WHAT TO PRODUCE: Where a line of the material contains the string "offset", copy that line.

Data excerpts:
+ + + + +

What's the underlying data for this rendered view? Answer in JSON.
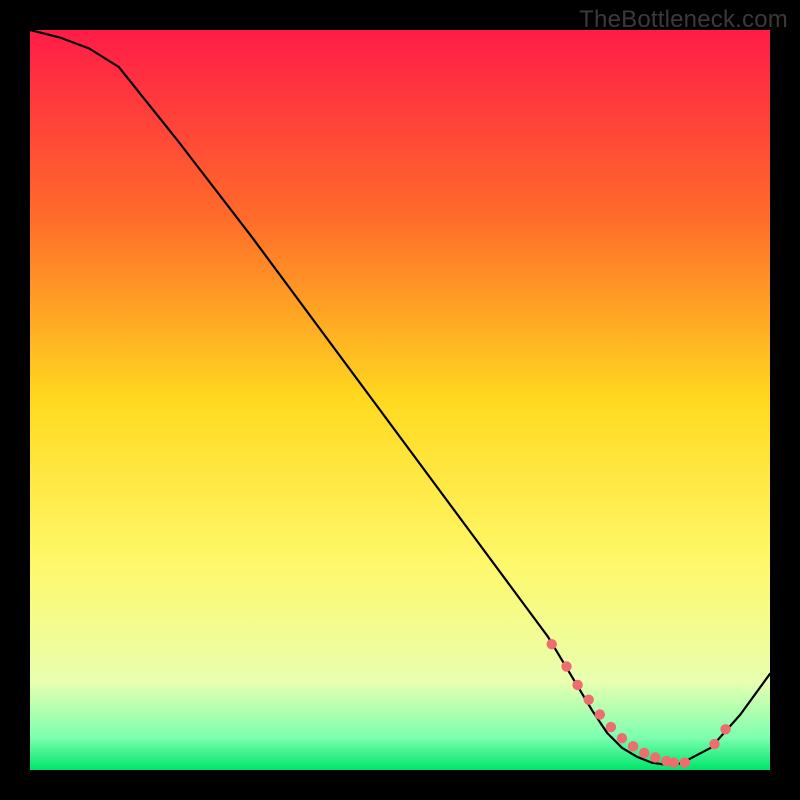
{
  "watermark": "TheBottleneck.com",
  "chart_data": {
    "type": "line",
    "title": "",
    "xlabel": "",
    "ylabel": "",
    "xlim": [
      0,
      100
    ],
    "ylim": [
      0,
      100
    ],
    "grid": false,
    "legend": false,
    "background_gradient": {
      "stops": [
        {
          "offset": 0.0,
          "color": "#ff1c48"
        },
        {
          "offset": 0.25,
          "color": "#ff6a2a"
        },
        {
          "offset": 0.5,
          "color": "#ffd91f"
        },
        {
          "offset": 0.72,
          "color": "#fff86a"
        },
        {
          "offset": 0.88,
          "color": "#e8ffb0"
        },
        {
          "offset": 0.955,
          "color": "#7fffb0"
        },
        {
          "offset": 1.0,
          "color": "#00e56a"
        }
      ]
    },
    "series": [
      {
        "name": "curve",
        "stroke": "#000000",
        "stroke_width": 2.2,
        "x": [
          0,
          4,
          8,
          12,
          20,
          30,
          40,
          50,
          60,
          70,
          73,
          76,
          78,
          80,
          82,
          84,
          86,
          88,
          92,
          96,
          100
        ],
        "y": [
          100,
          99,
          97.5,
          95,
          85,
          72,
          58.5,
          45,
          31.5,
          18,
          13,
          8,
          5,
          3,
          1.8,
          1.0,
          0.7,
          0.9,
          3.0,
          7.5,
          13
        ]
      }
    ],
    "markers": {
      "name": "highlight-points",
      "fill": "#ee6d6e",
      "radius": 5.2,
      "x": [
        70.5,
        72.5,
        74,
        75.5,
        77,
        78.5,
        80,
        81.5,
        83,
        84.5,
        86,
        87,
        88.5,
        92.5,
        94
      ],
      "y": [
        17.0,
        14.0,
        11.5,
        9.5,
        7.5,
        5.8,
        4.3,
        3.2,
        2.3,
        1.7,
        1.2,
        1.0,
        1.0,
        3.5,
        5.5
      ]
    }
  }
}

+ + + + +

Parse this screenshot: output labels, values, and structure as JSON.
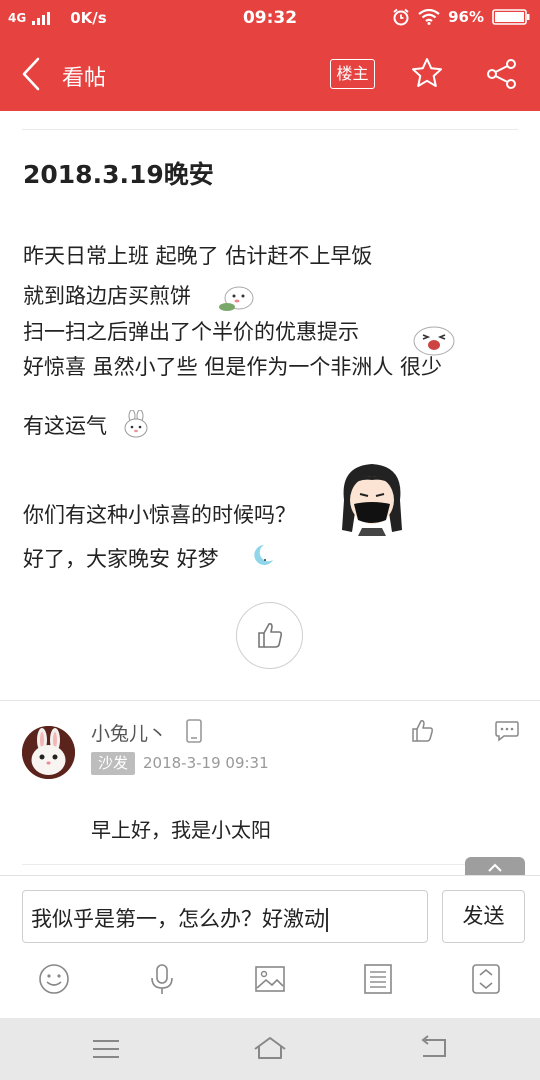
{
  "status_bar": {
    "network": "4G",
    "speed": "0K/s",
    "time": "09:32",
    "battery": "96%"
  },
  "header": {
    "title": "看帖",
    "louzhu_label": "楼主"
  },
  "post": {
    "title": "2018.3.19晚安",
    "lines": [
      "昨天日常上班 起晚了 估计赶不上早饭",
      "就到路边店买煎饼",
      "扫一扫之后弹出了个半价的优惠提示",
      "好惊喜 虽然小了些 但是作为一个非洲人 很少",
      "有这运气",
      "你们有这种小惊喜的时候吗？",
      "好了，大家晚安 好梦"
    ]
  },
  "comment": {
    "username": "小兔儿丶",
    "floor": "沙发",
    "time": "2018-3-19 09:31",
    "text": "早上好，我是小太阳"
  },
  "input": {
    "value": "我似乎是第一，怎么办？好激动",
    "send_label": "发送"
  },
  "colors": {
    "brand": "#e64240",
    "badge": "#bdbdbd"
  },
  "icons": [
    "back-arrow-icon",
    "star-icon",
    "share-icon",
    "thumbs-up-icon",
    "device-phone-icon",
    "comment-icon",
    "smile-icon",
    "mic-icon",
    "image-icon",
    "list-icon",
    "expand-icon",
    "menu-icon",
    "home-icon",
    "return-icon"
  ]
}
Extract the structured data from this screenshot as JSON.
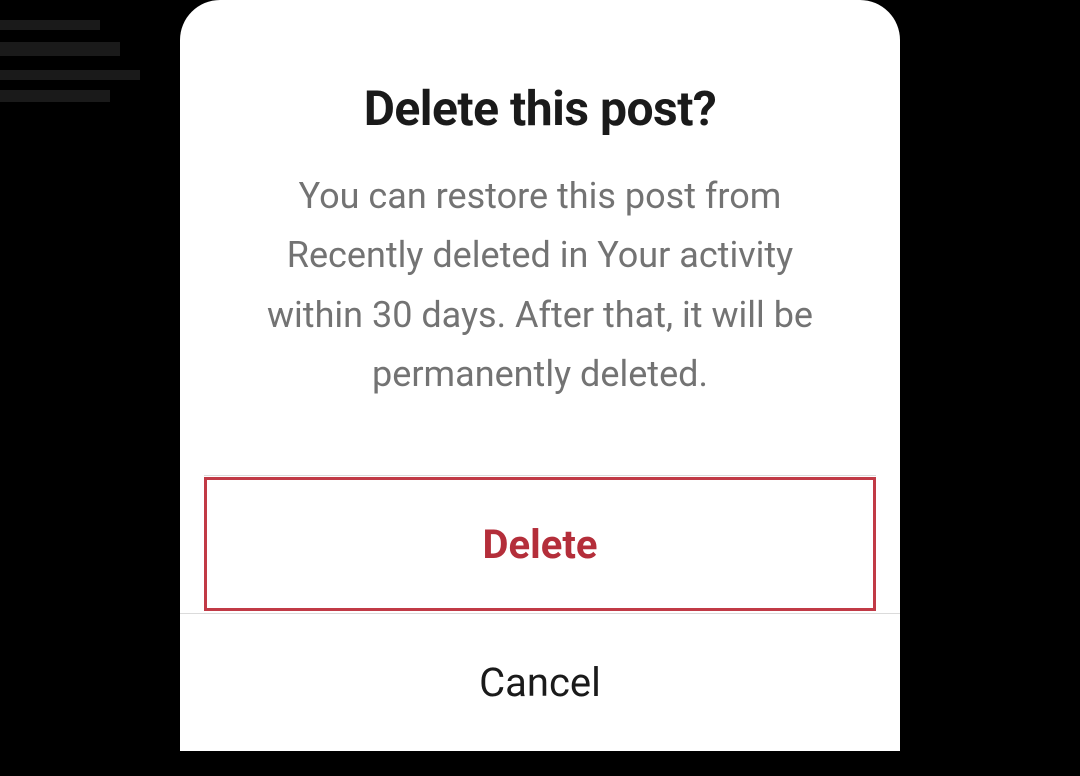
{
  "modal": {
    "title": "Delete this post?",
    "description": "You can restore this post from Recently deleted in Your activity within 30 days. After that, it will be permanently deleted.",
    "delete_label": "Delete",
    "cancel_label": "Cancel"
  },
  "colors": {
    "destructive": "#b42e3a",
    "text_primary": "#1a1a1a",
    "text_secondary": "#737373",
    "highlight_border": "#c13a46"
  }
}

+ + + + +

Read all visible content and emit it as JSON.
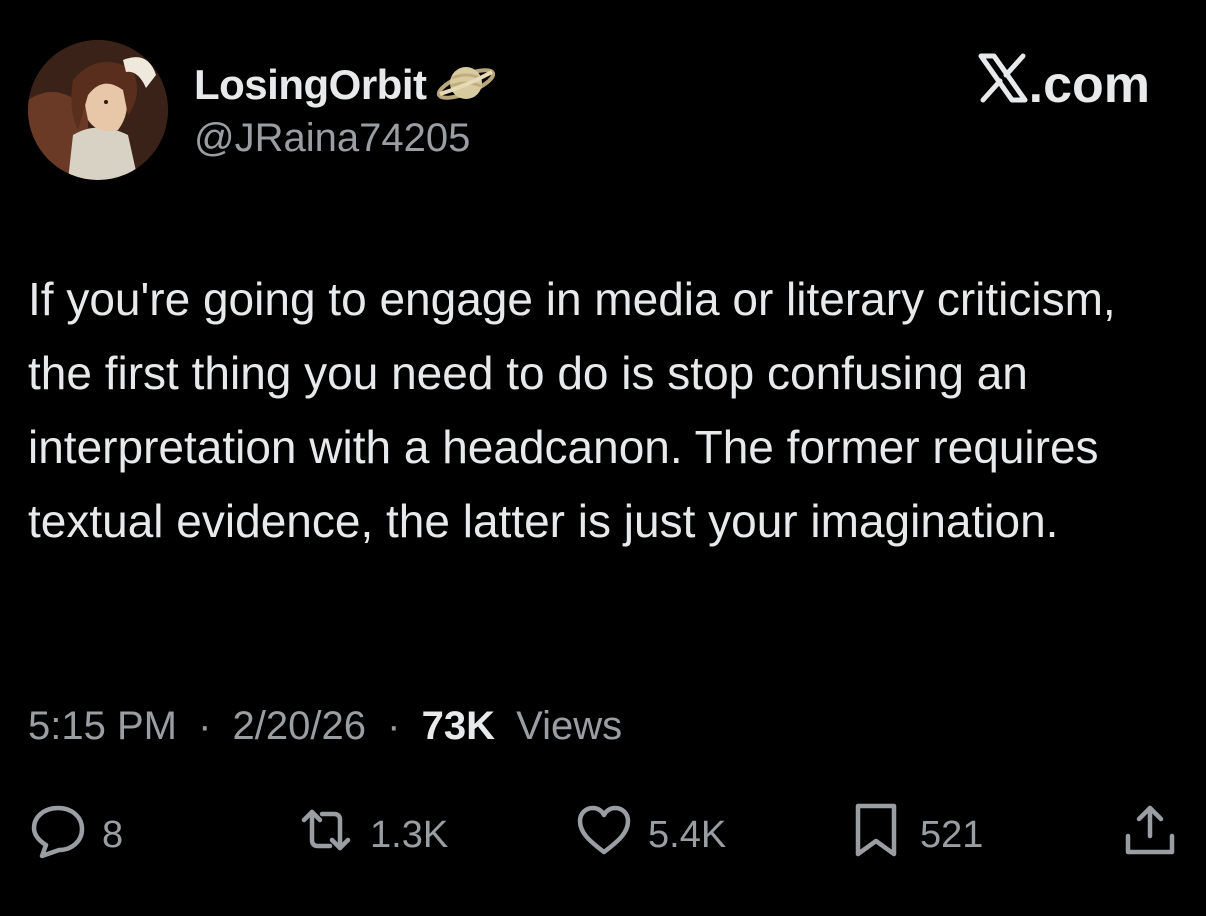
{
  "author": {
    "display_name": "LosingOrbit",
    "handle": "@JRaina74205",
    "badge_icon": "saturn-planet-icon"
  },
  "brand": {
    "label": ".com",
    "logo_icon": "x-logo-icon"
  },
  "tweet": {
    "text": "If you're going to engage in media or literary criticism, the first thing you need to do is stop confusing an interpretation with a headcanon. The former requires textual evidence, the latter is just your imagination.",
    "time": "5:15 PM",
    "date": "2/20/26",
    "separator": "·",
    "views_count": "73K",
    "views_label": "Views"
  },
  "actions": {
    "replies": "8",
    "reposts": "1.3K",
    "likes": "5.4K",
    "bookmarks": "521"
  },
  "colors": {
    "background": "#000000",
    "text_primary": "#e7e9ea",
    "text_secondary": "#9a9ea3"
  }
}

+ + + + +

SOLVED EXERCISE:
          "offset": 0.0,
          "offset": 0.25,
          "offset": 0.5,
          "offset": 0.72,
          "offset": 0.88,
          "offset": 0.955,
          "offset": 1.0,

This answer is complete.